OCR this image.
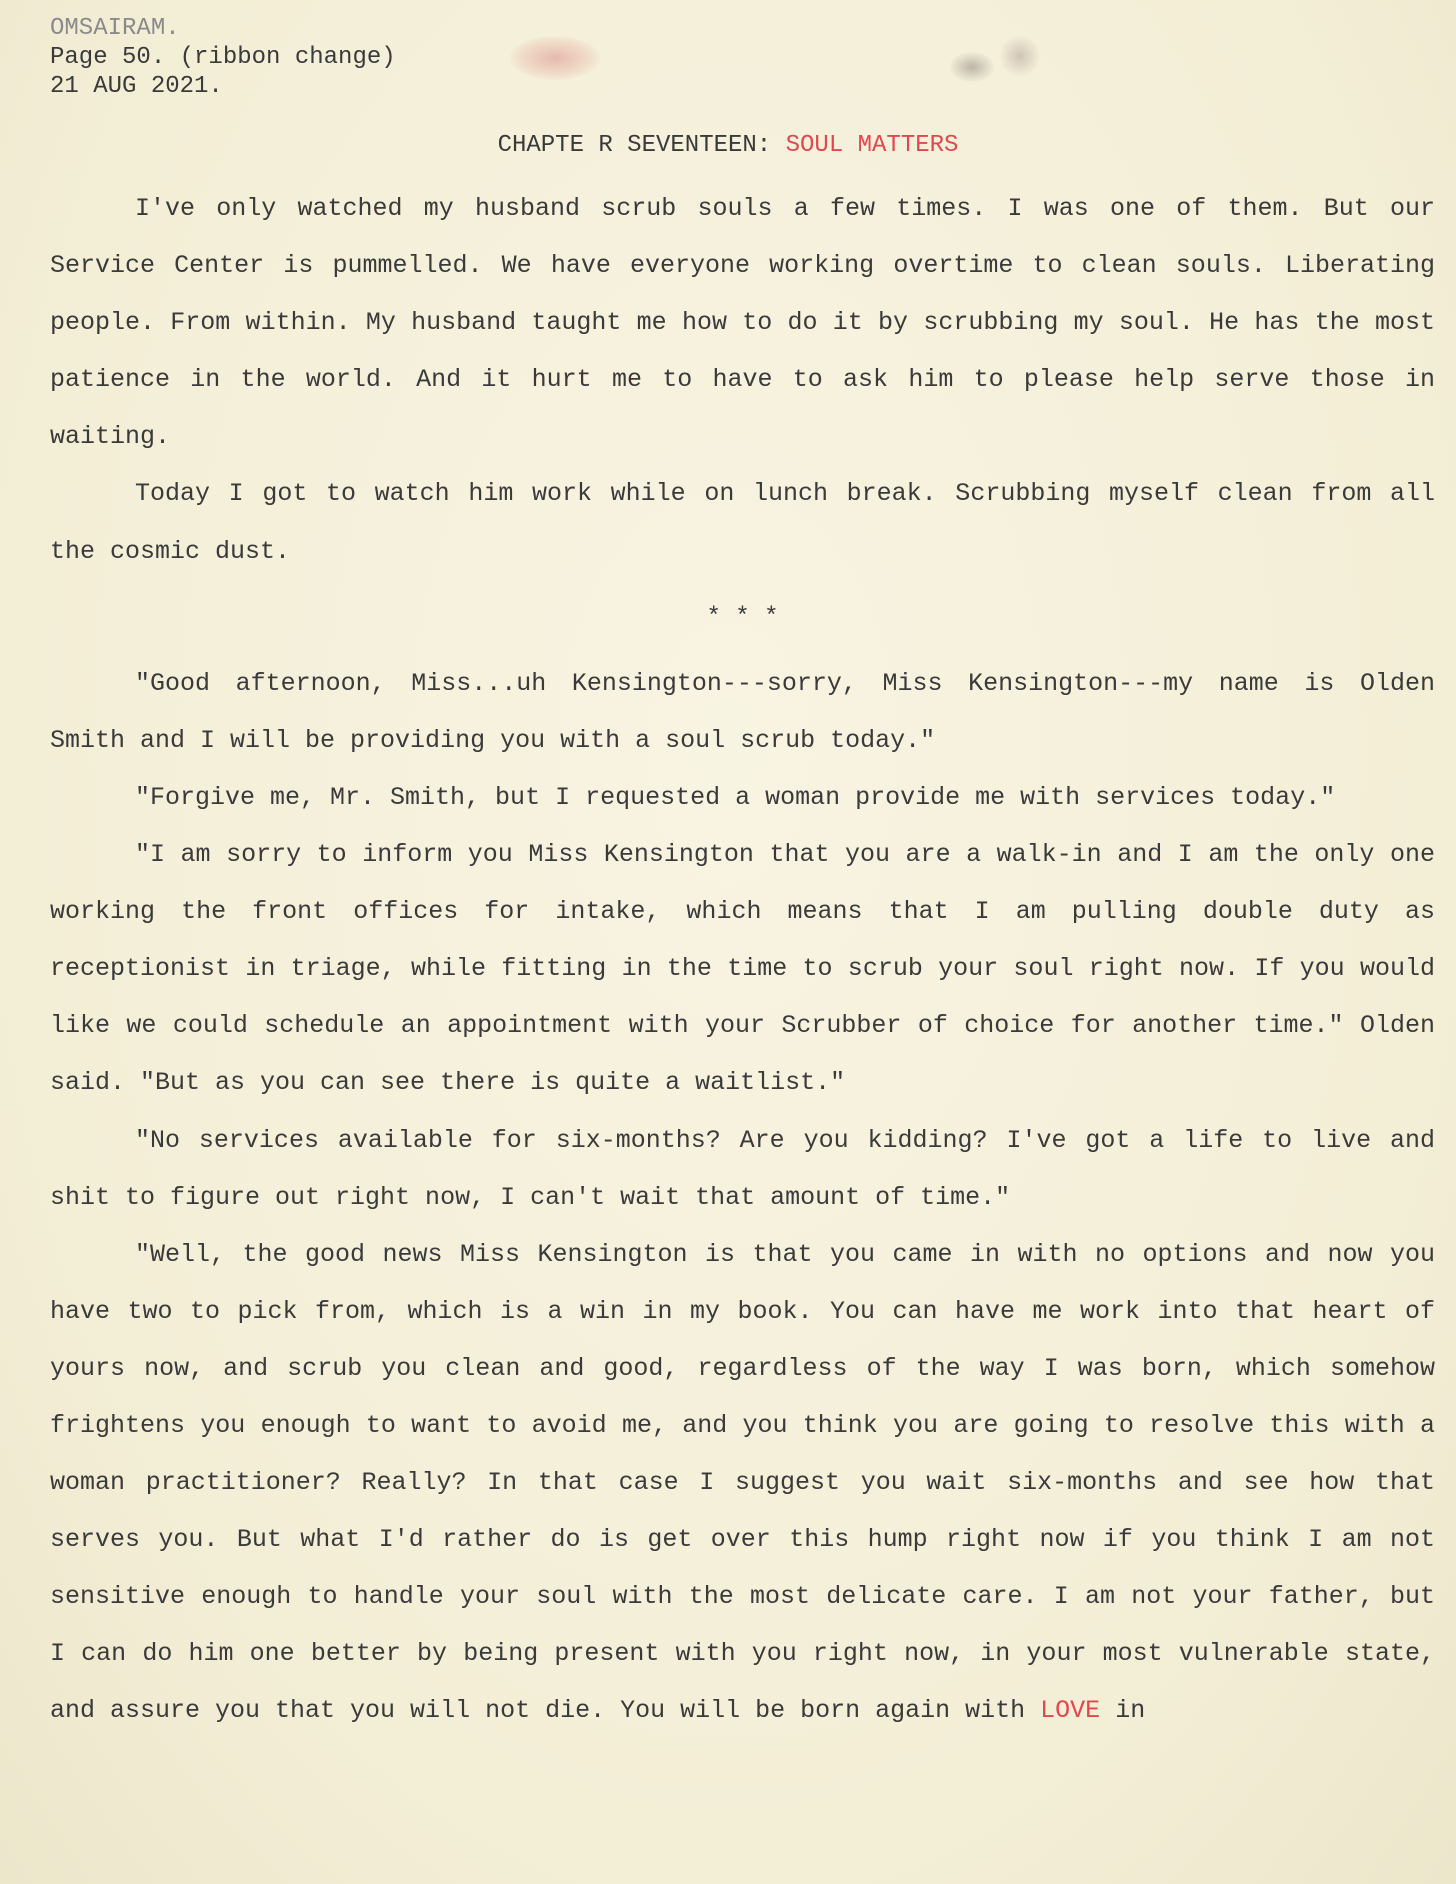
OMSAIRAM.
Page 50. (ribbon change)
21 AUG 2021.
CHAPTE R SEVENTEEN: SOUL MATTERS

I've only watched my husband scrub souls a few times. I was one of them. But our Service Center is pummelled. We have everyone working overtime to clean souls. Liberating people. From within. My husband taught me how to do it by scrubbing my soul. He has the most patience in the world. And it hurt me to have to ask him to please help serve those in waiting.

Today I got to watch him work while on lunch break. Scrubbing myself clean from all the cosmic dust.

* * *

"Good afternoon, Miss...uh Kensington---sorry, Miss Kensington---my name is Olden Smith and I will be providing you with a soul scrub today."

"Forgive me, Mr. Smith, but I requested a woman provide me with services today."

"I am sorry to inform you Miss Kensington that you are a walk-in and I am the only one working the front offices for intake, which means that I am pulling double duty as receptionist in triage, while fitting in the time to scrub your soul right now. If you would like we could schedule an appointment with your Scrubber of choice for another time." Olden said. "But as you can see there is quite a waitlist."

"No services available for six-months? Are you kidding? I've got a life to live and shit to figure out right now, I can't wait that amount of time."

"Well, the good news Miss Kensington is that you came in with no options and now you have two to pick from, which is a win in my book. You can have me work into that heart of yours now, and scrub you clean and good, regardless of the way I was born, which somehow frightens you enough to want to avoid me, and you think you are going to resolve this with a woman practitioner? Really? In that case I suggest you wait six-months and see how that serves you. But what I'd rather do is get over this hump right now if you think I am not sensitive enough to handle your soul with the most delicate care. I am not your father, but I can do him one better by being present with you right now, in your most vulnerable state, and assure you that you will not die. You will be born again with LOVE in
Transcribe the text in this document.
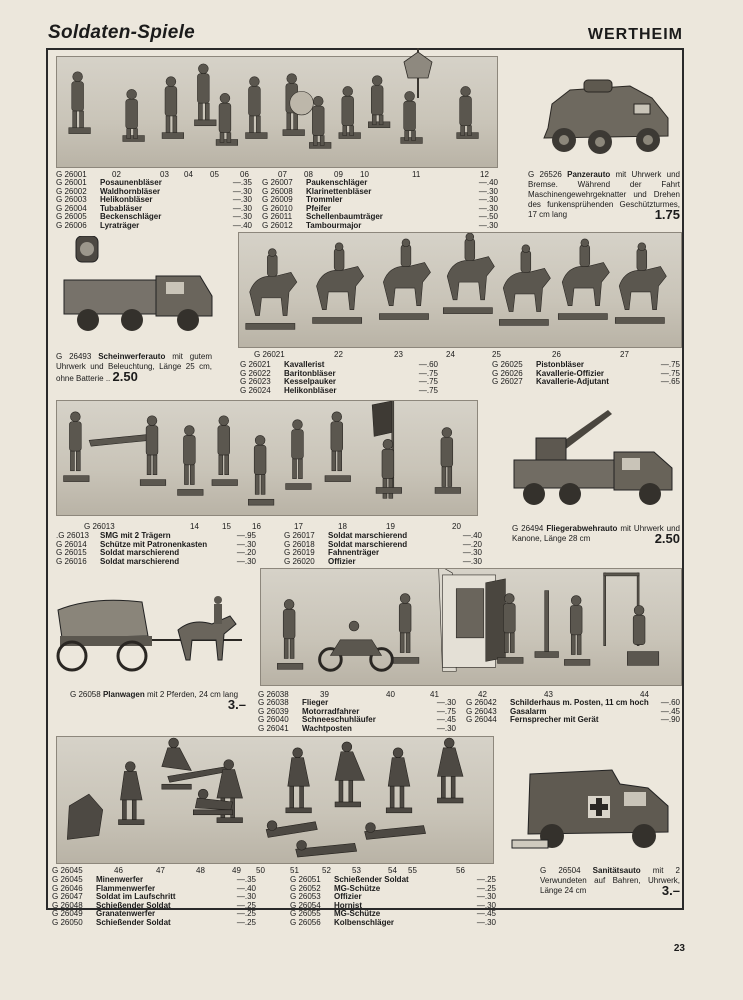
Soldaten-Spiele	WERTHEIM
G 26001	02	03 04 05	06	07 08	09 10	11	12
G 26001	Posaunenbläser	—.35
G 26002	Waldhornbläser	—.30
G 26003	Helikonbläser	—.30
G 26004	Tubabläser	—.30
G 26005	Beckenschläger	—.30
G 26006	Lyraträger	—.40
G 26007	Paukenschläger	—.40
G 26008	Klarinettenbläser	—.30
G 26009	Trommler	—.30
G 26010	Pfeifer	—.30
G 26011	Schellenbaumträger	—.50
G 26012	Tambourmajor	—.30
G 26526 Panzerauto mit Uhrwerk und Bremse. Während der Fahrt Maschinengewehrgeknatter und Drehen des funkensprühenden Geschützturmes, 17 cm lang	1.75
G 26493 Scheinwerferauto mit gutem Uhrwerk und Beleuchtung, Länge 25 cm, ohne Batterie .. 2.50
G 26021	22	23	24	25	26	27
G 26021	Kavallerist	—.60
G 26022	Baritonbläser	—.75
G 26023	Kesselpauker	—.75
G 26024	Helikonbläser	—.75
G 26025	Pistonbläser	—.75
G 26026	Kavallerie-Offizier	—.75
G 26027	Kavallerie-Adjutant	—.65
G 26013	14	15	16	17	18	19	20
.G 26013	SMG mit 2 Trägern	—.95
G 26014	Schütze mit Patronenkasten	—.30
G 26015	Soldat marschierend	—.20
G 26016	Soldat marschierend	—.30
G 26017	Soldat marschierend	—.40
G 26018	Soldat marschierend	—.20
G 26019	Fahnenträger	—.30
G 26020	Offizier	—.30
G 26494 Fliegerabwehrauto mit Uhrwerk und Kanone, Länge 28 cm	2.50
G 26058 Planwagen mit 2 Pferden, 24 cm lang
3.–
G 26038	39	40	41	42	43	44
G 26038	Flieger	—.30
G 26039	Motorradfahrer	—.75
G 26040	Schneeschuhläufer	—.45
G 26041	Wachtposten	—.30
G 26042	Schilderhaus m. Posten, 11 cm hoch	—.60
G 26043	Gasalarm	—.45
G 26044	Fernsprecher mit Gerät	—.90
G 26045	46	47	48	49 50	51	52	53	54 55	56
G 26045	Minenwerfer	—.35
G 26046	Flammenwerfer	—.40
G 26047	Soldat im Laufschritt	—.30
G 26048	Schießender Soldat	—.25
G 26049	Granatenwerfer	—.25
G 26050	Schießender Soldat	—.25
G 26051	Schießender Soldat	—.25
G 26052	MG-Schütze	—.25
G 26053	Offizier	—.30
G 26054	Hornist	—.30
G 26055	MG-Schütze	—.45
G 26056	Kolbenschläger	—.30
G 26504 Sanitätsauto mit 2 Verwundeten auf Bahren, Uhrwerk, Länge 24 cm	3.–
23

-------------------------

#### [EXERCISE AIM]
Going through the lines above one by one, tally those with the word "lang" and give only the total.

#### [TASK ANSWER]
2